Task to complete:
Below is a listing to transcribe in full and exactly; keep the pictures out.

=====

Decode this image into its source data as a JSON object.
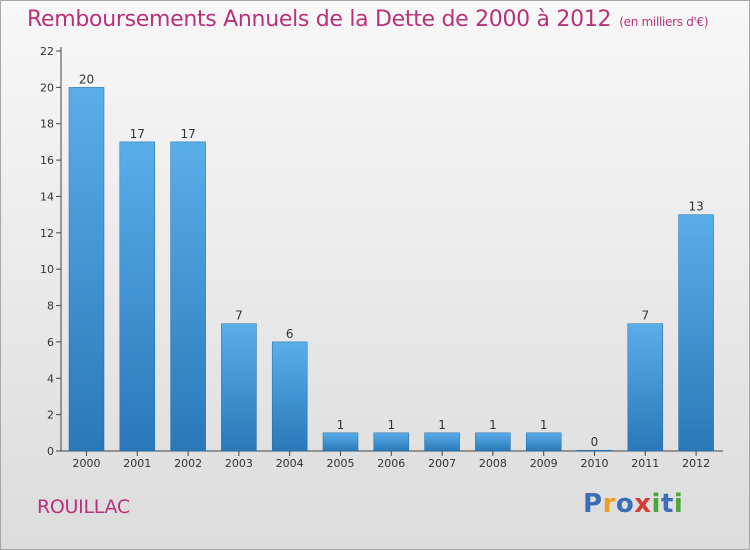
{
  "title": "Remboursements Annuels de la Dette de 2000 à 2012",
  "unit": "(en milliers d'€)",
  "commune": "ROUILLAC",
  "logo": {
    "text": "Proxiti",
    "letters": [
      {
        "char": "P",
        "color": "#3a6fb8"
      },
      {
        "char": "r",
        "color": "#e8a020"
      },
      {
        "char": "o",
        "color": "#3a6fb8"
      },
      {
        "char": "x",
        "color": "#d93a3a"
      },
      {
        "char": "i",
        "color": "#4aa83a"
      },
      {
        "char": "t",
        "color": "#3a6fb8"
      },
      {
        "char": "i",
        "color": "#4aa83a"
      }
    ]
  },
  "colors": {
    "title": "#b8327a",
    "bar_top": "#5aaeea",
    "bar_bottom": "#2a78b8",
    "axis": "#444444"
  },
  "chart_data": {
    "type": "bar",
    "title": "Remboursements Annuels de la Dette de 2000 à 2012",
    "xlabel": "",
    "ylabel": "(en milliers d'€)",
    "categories": [
      "2000",
      "2001",
      "2002",
      "2003",
      "2004",
      "2005",
      "2006",
      "2007",
      "2008",
      "2009",
      "2010",
      "2011",
      "2012"
    ],
    "values": [
      20,
      17,
      17,
      7,
      6,
      1,
      1,
      1,
      1,
      1,
      0,
      7,
      13
    ],
    "data_labels": [
      "20",
      "17",
      "17",
      "7",
      "6",
      "1",
      "1",
      "1",
      "1",
      "1",
      "0",
      "7",
      "13"
    ],
    "ylim": [
      0,
      22
    ],
    "yticks": [
      0,
      2,
      4,
      6,
      8,
      10,
      12,
      14,
      16,
      18,
      20,
      22
    ],
    "grid": false,
    "legend": "none"
  }
}
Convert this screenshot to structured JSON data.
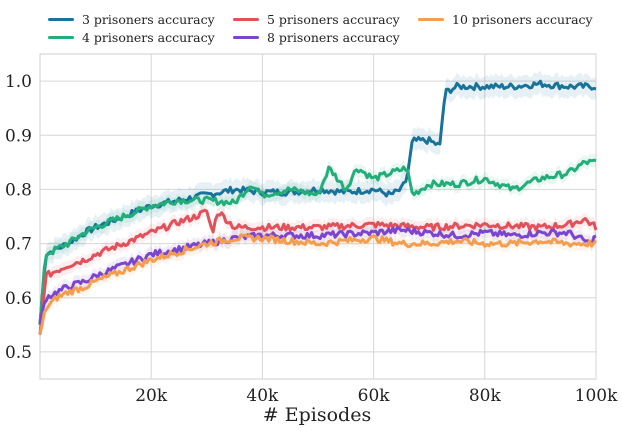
{
  "chart_data": {
    "type": "line",
    "xlabel": "# Episodes",
    "ylabel": "",
    "xlim": [
      0,
      100000
    ],
    "ylim": [
      0.45,
      1.05
    ],
    "x_ticks": [
      20000,
      40000,
      60000,
      80000,
      100000
    ],
    "x_tick_labels": [
      "20k",
      "40k",
      "60k",
      "80k",
      "100k"
    ],
    "y_ticks": [
      0.5,
      0.6,
      0.7,
      0.8,
      0.9,
      1.0
    ],
    "y_tick_labels": [
      "0.5",
      "0.6",
      "0.7",
      "0.8",
      "0.9",
      "1.0"
    ],
    "grid": true,
    "legend_position": "top",
    "series": [
      {
        "name": "3 prisoners accuracy",
        "color": "#18739a",
        "x": [
          0,
          1000,
          3000,
          5000,
          8000,
          10000,
          15000,
          20000,
          25000,
          30000,
          35000,
          40000,
          45000,
          50000,
          55000,
          60000,
          63000,
          65000,
          66000,
          67000,
          70000,
          72000,
          72500,
          73000,
          75000,
          80000,
          85000,
          90000,
          95000,
          100000
        ],
        "values": [
          0.55,
          0.68,
          0.69,
          0.7,
          0.72,
          0.73,
          0.75,
          0.77,
          0.78,
          0.79,
          0.8,
          0.795,
          0.795,
          0.8,
          0.795,
          0.8,
          0.79,
          0.8,
          0.82,
          0.89,
          0.89,
          0.88,
          0.95,
          0.98,
          0.99,
          0.99,
          0.99,
          0.995,
          0.99,
          0.99
        ]
      },
      {
        "name": "4 prisoners accuracy",
        "color": "#22ad7a",
        "x": [
          0,
          1000,
          3000,
          5000,
          8000,
          10000,
          15000,
          20000,
          25000,
          30000,
          35000,
          38000,
          40000,
          45000,
          50000,
          52000,
          55000,
          57000,
          60000,
          63000,
          66000,
          67000,
          70000,
          75000,
          80000,
          85000,
          90000,
          95000,
          98000,
          100000
        ],
        "values": [
          0.55,
          0.68,
          0.69,
          0.7,
          0.72,
          0.73,
          0.75,
          0.77,
          0.78,
          0.78,
          0.775,
          0.81,
          0.79,
          0.8,
          0.79,
          0.84,
          0.8,
          0.84,
          0.82,
          0.83,
          0.84,
          0.79,
          0.81,
          0.81,
          0.82,
          0.8,
          0.82,
          0.83,
          0.85,
          0.85
        ]
      },
      {
        "name": "5 prisoners accuracy",
        "color": "#e2505a",
        "x": [
          0,
          1000,
          3000,
          5000,
          8000,
          10000,
          15000,
          20000,
          25000,
          28000,
          30000,
          31000,
          32000,
          35000,
          40000,
          50000,
          60000,
          70000,
          80000,
          90000,
          95000,
          98000,
          100000
        ],
        "values": [
          0.53,
          0.64,
          0.65,
          0.66,
          0.67,
          0.68,
          0.7,
          0.72,
          0.74,
          0.75,
          0.76,
          0.72,
          0.76,
          0.73,
          0.73,
          0.73,
          0.735,
          0.73,
          0.735,
          0.73,
          0.735,
          0.745,
          0.73
        ]
      },
      {
        "name": "8 prisoners accuracy",
        "color": "#7a46cf",
        "x": [
          0,
          1000,
          3000,
          5000,
          8000,
          10000,
          15000,
          20000,
          25000,
          30000,
          35000,
          40000,
          50000,
          60000,
          65000,
          70000,
          75000,
          80000,
          85000,
          90000,
          95000,
          99000,
          100000
        ],
        "values": [
          0.55,
          0.6,
          0.61,
          0.62,
          0.63,
          0.64,
          0.66,
          0.68,
          0.69,
          0.7,
          0.71,
          0.715,
          0.715,
          0.72,
          0.725,
          0.72,
          0.715,
          0.72,
          0.715,
          0.72,
          0.72,
          0.7,
          0.715
        ]
      },
      {
        "name": "10 prisoners accuracy",
        "color": "#f59d4e",
        "x": [
          0,
          1000,
          3000,
          5000,
          8000,
          10000,
          15000,
          20000,
          25000,
          30000,
          35000,
          40000,
          45000,
          50000,
          55000,
          60000,
          65000,
          70000,
          75000,
          80000,
          85000,
          90000,
          95000,
          100000
        ],
        "values": [
          0.53,
          0.58,
          0.6,
          0.61,
          0.62,
          0.63,
          0.65,
          0.67,
          0.685,
          0.7,
          0.71,
          0.71,
          0.705,
          0.7,
          0.705,
          0.71,
          0.7,
          0.7,
          0.705,
          0.7,
          0.7,
          0.705,
          0.7,
          0.7
        ]
      }
    ]
  }
}
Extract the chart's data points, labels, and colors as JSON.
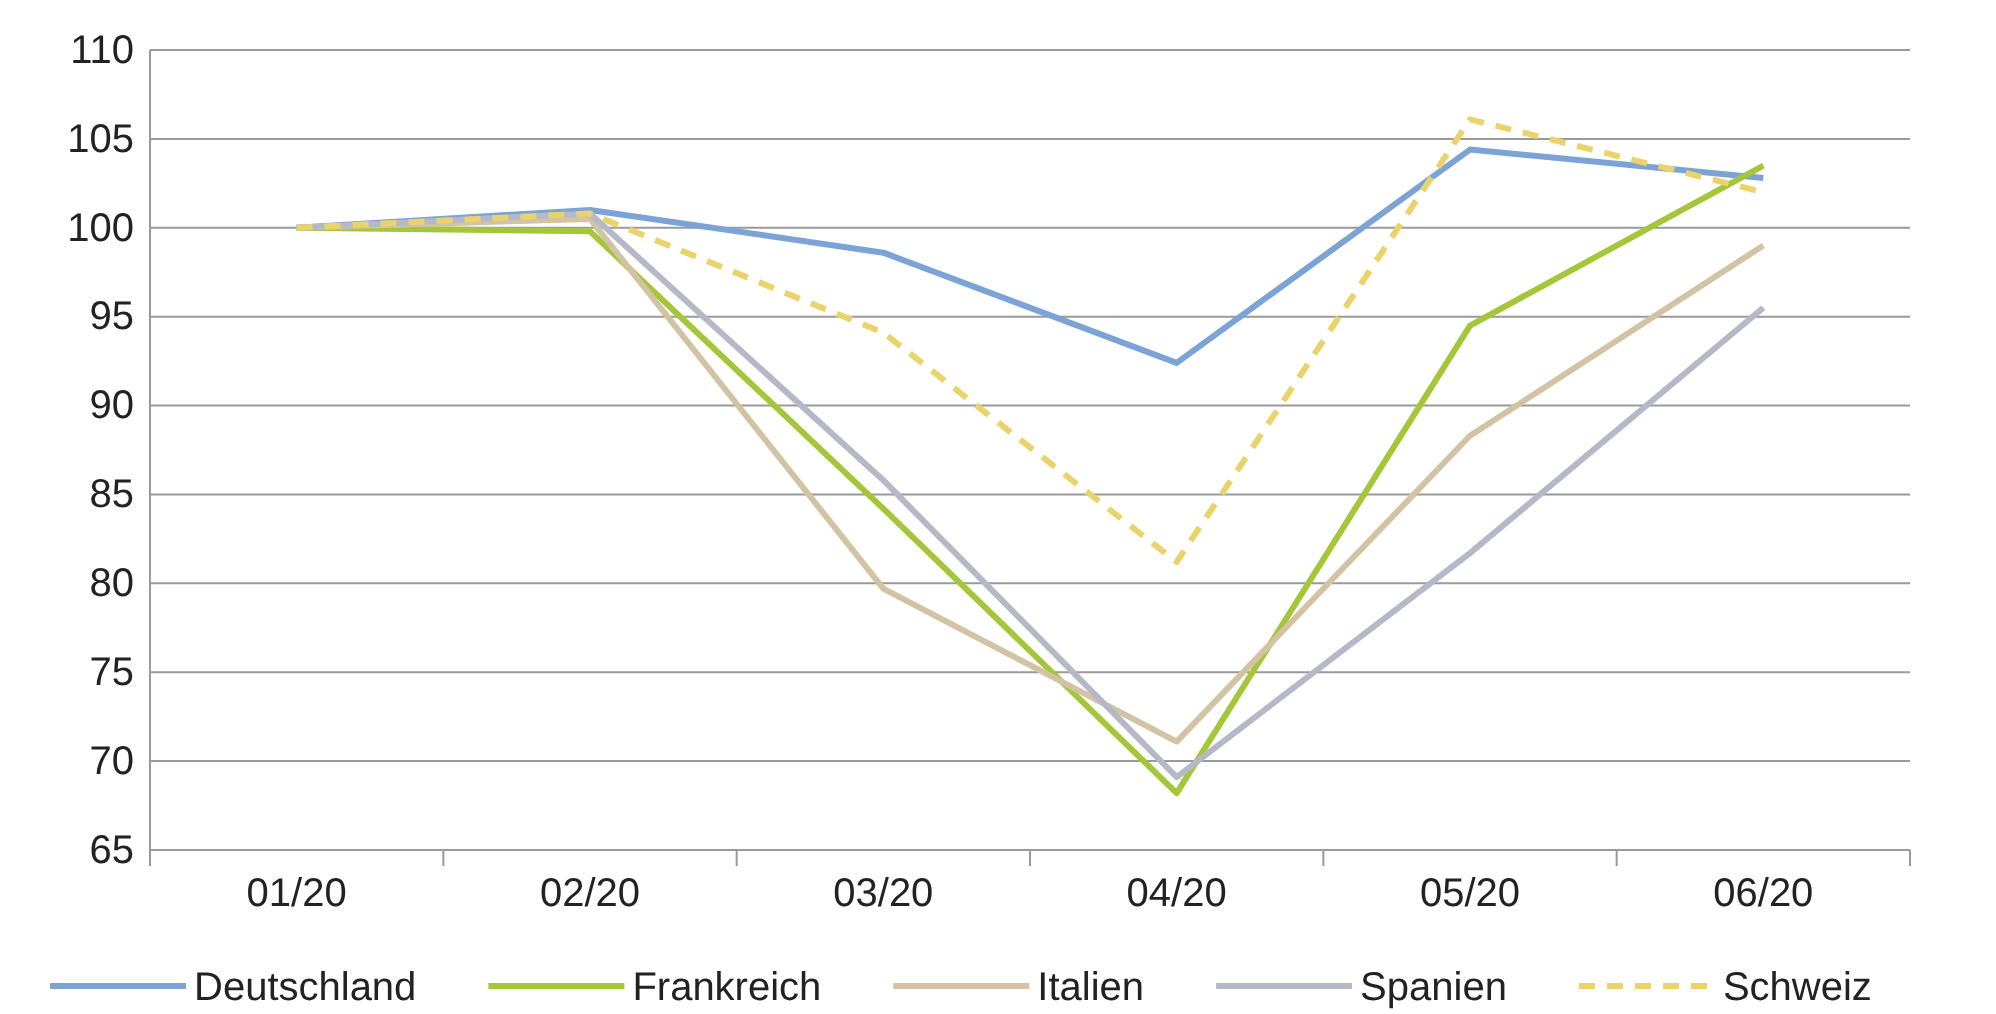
{
  "chart_data": {
    "type": "line",
    "categories": [
      "01/20",
      "02/20",
      "03/20",
      "04/20",
      "05/20",
      "06/20"
    ],
    "series": [
      {
        "name": "Deutschland",
        "color": "#7ba3d6",
        "values": [
          100,
          101,
          98.6,
          92.4,
          104.4,
          102.8
        ]
      },
      {
        "name": "Frankreich",
        "color": "#a4c739",
        "values": [
          100,
          99.8,
          84.2,
          68.2,
          94.5,
          103.5
        ]
      },
      {
        "name": "Italien",
        "color": "#d3c3a5",
        "values": [
          100,
          100.5,
          79.7,
          71.1,
          88.3,
          99
        ]
      },
      {
        "name": "Spanien",
        "color": "#b5b8c6",
        "values": [
          100,
          100.8,
          85.8,
          69.1,
          81.7,
          95.5
        ]
      },
      {
        "name": "Schweiz",
        "color": "#e9d36a",
        "values": [
          100,
          100.8,
          94.1,
          81.2,
          106.1,
          102
        ],
        "line_style": "dashed"
      }
    ],
    "ylim": [
      65,
      110
    ],
    "yticks": [
      65,
      70,
      75,
      80,
      85,
      90,
      95,
      100,
      105,
      110
    ],
    "grid": "y",
    "legend": "bottom",
    "line_style": "solid",
    "marker": "none"
  }
}
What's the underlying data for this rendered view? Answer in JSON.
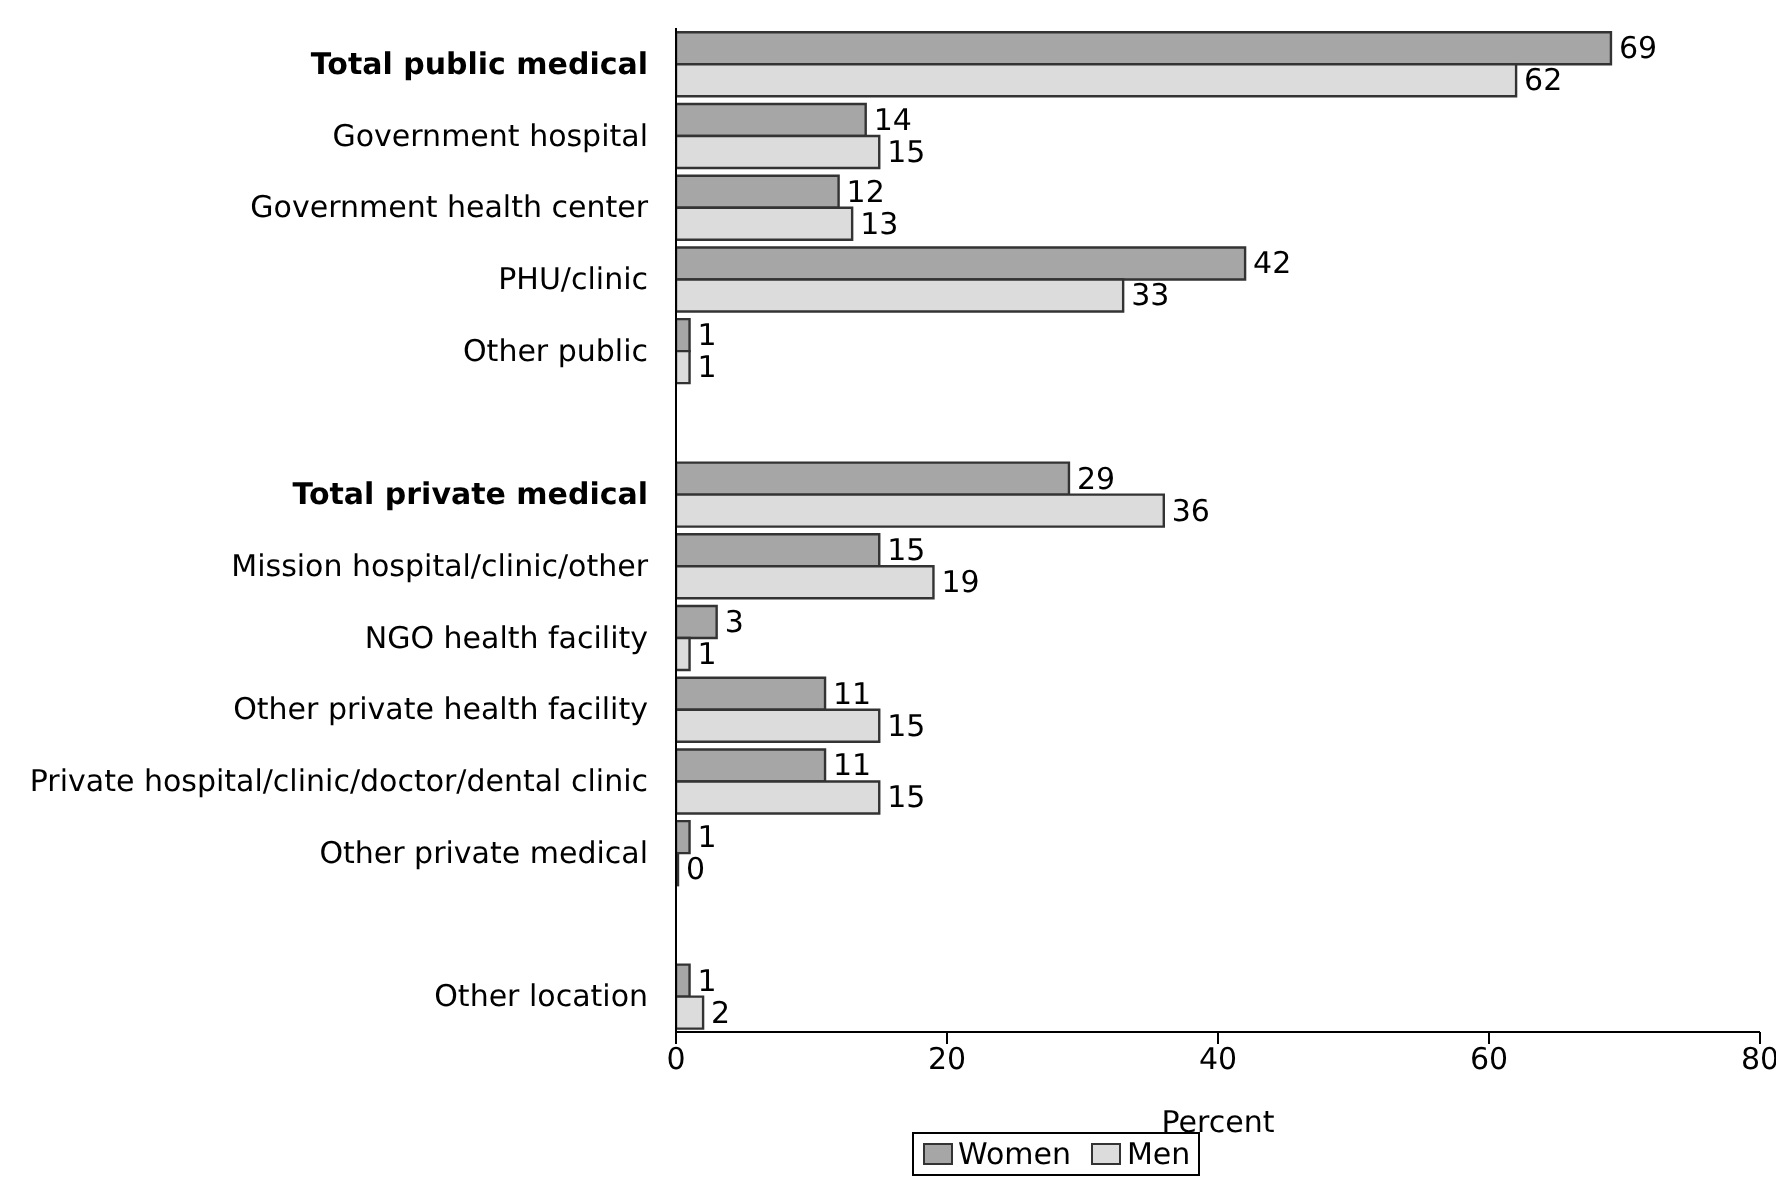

=====

Solved problem:
Decode this image into its source data as a JSON object.
{
  "title": "Remboursements Annuels de la Dette de 2000 à 2012",
  "unit": "(en milliers d'€)",
  "commune": "ROUILLAC",
  "logo": {
    "text": "Proxiti",
    "letters": [
      {
        "char": "P",
        "color": "#3a6fb8"
      },
      {
        "char": "r",
        "color": "#e8a020"
      },
      {
        "char": "o",
        "color": "#3a6fb8"
      },
      {
        "char": "x",
        "color": "#d93a3a"
      },
      {
        "char": "i",
        "color": "#4aa83a"
      },
      {
        "char": "t",
        "color": "#3a6fb8"
      },
      {
        "char": "i",
        "color": "#4aa83a"
      }
    ]
  },
  "colors": {
    "title": "#b8327a",
    "bar_top": "#5aaeea",
    "bar_bottom": "#2a78b8",
    "axis": "#444444"
  },
  "chart_data": {
    "type": "bar",
    "title": "Remboursements Annuels de la Dette de 2000 à 2012",
    "xlabel": "",
    "ylabel": "(en milliers d'€)",
    "categories": [
      "2000",
      "2001",
      "2002",
      "2003",
      "2004",
      "2005",
      "2006",
      "2007",
      "2008",
      "2009",
      "2010",
      "2011",
      "2012"
    ],
    "values": [
      20,
      17,
      17,
      7,
      6,
      1,
      1,
      1,
      1,
      1,
      0,
      7,
      13
    ],
    "data_labels": [
      "20",
      "17",
      "17",
      "7",
      "6",
      "1",
      "1",
      "1",
      "1",
      "1",
      "0",
      "7",
      "13"
    ],
    "ylim": [
      0,
      22
    ],
    "yticks": [
      0,
      2,
      4,
      6,
      8,
      10,
      12,
      14,
      16,
      18,
      20,
      22
    ],
    "grid": false,
    "legend": "none"
  }
}
Convert this screenshot to structured JSON data.
{
  "chart_data": {
    "type": "line",
    "xlabel": "# Episodes",
    "ylabel": "",
    "xlim": [
      0,
      100000
    ],
    "ylim": [
      0.45,
      1.05
    ],
    "x_ticks": [
      20000,
      40000,
      60000,
      80000,
      100000
    ],
    "x_tick_labels": [
      "20k",
      "40k",
      "60k",
      "80k",
      "100k"
    ],
    "y_ticks": [
      0.5,
      0.6,
      0.7,
      0.8,
      0.9,
      1.0
    ],
    "y_tick_labels": [
      "0.5",
      "0.6",
      "0.7",
      "0.8",
      "0.9",
      "1.0"
    ],
    "grid": true,
    "legend_position": "top",
    "series": [
      {
        "name": "3 prisoners accuracy",
        "color": "#18739a",
        "x": [
          0,
          1000,
          3000,
          5000,
          8000,
          10000,
          15000,
          20000,
          25000,
          30000,
          35000,
          40000,
          45000,
          50000,
          55000,
          60000,
          63000,
          65000,
          66000,
          67000,
          70000,
          72000,
          72500,
          73000,
          75000,
          80000,
          85000,
          90000,
          95000,
          100000
        ],
        "values": [
          0.55,
          0.68,
          0.69,
          0.7,
          0.72,
          0.73,
          0.75,
          0.77,
          0.78,
          0.79,
          0.8,
          0.795,
          0.795,
          0.8,
          0.795,
          0.8,
          0.79,
          0.8,
          0.82,
          0.89,
          0.89,
          0.88,
          0.95,
          0.98,
          0.99,
          0.99,
          0.99,
          0.995,
          0.99,
          0.99
        ]
      },
      {
        "name": "4 prisoners accuracy",
        "color": "#22ad7a",
        "x": [
          0,
          1000,
          3000,
          5000,
          8000,
          10000,
          15000,
          20000,
          25000,
          30000,
          35000,
          38000,
          40000,
          45000,
          50000,
          52000,
          55000,
          57000,
          60000,
          63000,
          66000,
          67000,
          70000,
          75000,
          80000,
          85000,
          90000,
          95000,
          98000,
          100000
        ],
        "values": [
          0.55,
          0.68,
          0.69,
          0.7,
          0.72,
          0.73,
          0.75,
          0.77,
          0.78,
          0.78,
          0.775,
          0.81,
          0.79,
          0.8,
          0.79,
          0.84,
          0.8,
          0.84,
          0.82,
          0.83,
          0.84,
          0.79,
          0.81,
          0.81,
          0.82,
          0.8,
          0.82,
          0.83,
          0.85,
          0.85
        ]
      },
      {
        "name": "5 prisoners accuracy",
        "color": "#e2505a",
        "x": [
          0,
          1000,
          3000,
          5000,
          8000,
          10000,
          15000,
          20000,
          25000,
          28000,
          30000,
          31000,
          32000,
          35000,
          40000,
          50000,
          60000,
          70000,
          80000,
          90000,
          95000,
          98000,
          100000
        ],
        "values": [
          0.53,
          0.64,
          0.65,
          0.66,
          0.67,
          0.68,
          0.7,
          0.72,
          0.74,
          0.75,
          0.76,
          0.72,
          0.76,
          0.73,
          0.73,
          0.73,
          0.735,
          0.73,
          0.735,
          0.73,
          0.735,
          0.745,
          0.73
        ]
      },
      {
        "name": "8 prisoners accuracy",
        "color": "#7a46cf",
        "x": [
          0,
          1000,
          3000,
          5000,
          8000,
          10000,
          15000,
          20000,
          25000,
          30000,
          35000,
          40000,
          50000,
          60000,
          65000,
          70000,
          75000,
          80000,
          85000,
          90000,
          95000,
          99000,
          100000
        ],
        "values": [
          0.55,
          0.6,
          0.61,
          0.62,
          0.63,
          0.64,
          0.66,
          0.68,
          0.69,
          0.7,
          0.71,
          0.715,
          0.715,
          0.72,
          0.725,
          0.72,
          0.715,
          0.72,
          0.715,
          0.72,
          0.72,
          0.7,
          0.715
        ]
      },
      {
        "name": "10 prisoners accuracy",
        "color": "#f59d4e",
        "x": [
          0,
          1000,
          3000,
          5000,
          8000,
          10000,
          15000,
          20000,
          25000,
          30000,
          35000,
          40000,
          45000,
          50000,
          55000,
          60000,
          65000,
          70000,
          75000,
          80000,
          85000,
          90000,
          95000,
          100000
        ],
        "values": [
          0.53,
          0.58,
          0.6,
          0.61,
          0.62,
          0.63,
          0.65,
          0.67,
          0.685,
          0.7,
          0.71,
          0.71,
          0.705,
          0.7,
          0.705,
          0.71,
          0.7,
          0.7,
          0.705,
          0.7,
          0.7,
          0.705,
          0.7,
          0.7
        ]
      }
    ]
  }
}
Extract the chart's data points, labels, and colors as JSON.
{
  "chart_data": {
    "type": "line",
    "categories": [
      "01/20",
      "02/20",
      "03/20",
      "04/20",
      "05/20",
      "06/20"
    ],
    "series": [
      {
        "name": "Deutschland",
        "color": "#7ba3d6",
        "values": [
          100,
          101,
          98.6,
          92.4,
          104.4,
          102.8
        ]
      },
      {
        "name": "Frankreich",
        "color": "#a4c739",
        "values": [
          100,
          99.8,
          84.2,
          68.2,
          94.5,
          103.5
        ]
      },
      {
        "name": "Italien",
        "color": "#d3c3a5",
        "values": [
          100,
          100.5,
          79.7,
          71.1,
          88.3,
          99
        ]
      },
      {
        "name": "Spanien",
        "color": "#b5b8c6",
        "values": [
          100,
          100.8,
          85.8,
          69.1,
          81.7,
          95.5
        ]
      },
      {
        "name": "Schweiz",
        "color": "#e9d36a",
        "values": [
          100,
          100.8,
          94.1,
          81.2,
          106.1,
          102
        ],
        "line_style": "dashed"
      }
    ],
    "ylim": [
      65,
      110
    ],
    "yticks": [
      65,
      70,
      75,
      80,
      85,
      90,
      95,
      100,
      105,
      110
    ],
    "grid": "y",
    "legend": "bottom",
    "line_style": "solid",
    "marker": "none"
  }
}
What's the underlying data for this rendered view? Answer in JSON.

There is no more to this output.